[MATERIAL TO PROCESS]:
◇ ◇ ◇ ◇ ◇ ◇ ◇
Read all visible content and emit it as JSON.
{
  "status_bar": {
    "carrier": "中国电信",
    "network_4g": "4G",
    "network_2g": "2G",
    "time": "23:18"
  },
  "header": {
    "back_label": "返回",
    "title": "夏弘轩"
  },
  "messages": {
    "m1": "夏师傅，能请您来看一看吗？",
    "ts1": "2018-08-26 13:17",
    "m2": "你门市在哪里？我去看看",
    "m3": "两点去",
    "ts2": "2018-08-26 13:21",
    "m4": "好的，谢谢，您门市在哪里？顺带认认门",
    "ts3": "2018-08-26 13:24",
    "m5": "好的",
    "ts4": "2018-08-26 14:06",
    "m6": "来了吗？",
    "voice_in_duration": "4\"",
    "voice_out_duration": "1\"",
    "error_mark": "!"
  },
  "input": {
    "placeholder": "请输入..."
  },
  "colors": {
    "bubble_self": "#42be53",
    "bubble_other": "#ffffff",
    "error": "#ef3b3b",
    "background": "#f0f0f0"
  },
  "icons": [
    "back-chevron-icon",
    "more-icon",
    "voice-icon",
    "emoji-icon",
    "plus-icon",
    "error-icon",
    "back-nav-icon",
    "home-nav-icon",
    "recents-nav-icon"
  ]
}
◇ ◇ ◇ ◇ ◇ ◇ ◇
[DIRECTIONS]:
Give the listing above again, word for word.

[ANSWER FOR THIS EXERCISE]:
Read all visible content and emit it as JSON.
{
  "status_bar": {
    "carrier": "中国电信",
    "network_4g": "4G",
    "network_2g": "2G",
    "time": "23:18"
  },
  "header": {
    "back_label": "返回",
    "title": "夏弘轩"
  },
  "messages": {
    "m1": "夏师傅，能请您来看一看吗？",
    "ts1": "2018-08-26 13:17",
    "m2": "你门市在哪里？我去看看",
    "m3": "两点去",
    "ts2": "2018-08-26 13:21",
    "m4": "好的，谢谢，您门市在哪里？顺带认认门",
    "ts3": "2018-08-26 13:24",
    "m5": "好的",
    "ts4": "2018-08-26 14:06",
    "m6": "来了吗？",
    "voice_in_duration": "4\"",
    "voice_out_duration": "1\"",
    "error_mark": "!"
  },
  "input": {
    "placeholder": "请输入..."
  },
  "colors": {
    "bubble_self": "#42be53",
    "bubble_other": "#ffffff",
    "error": "#ef3b3b",
    "background": "#f0f0f0"
  },
  "icons": [
    "back-chevron-icon",
    "more-icon",
    "voice-icon",
    "emoji-icon",
    "plus-icon",
    "error-icon",
    "back-nav-icon",
    "home-nav-icon",
    "recents-nav-icon"
  ]
}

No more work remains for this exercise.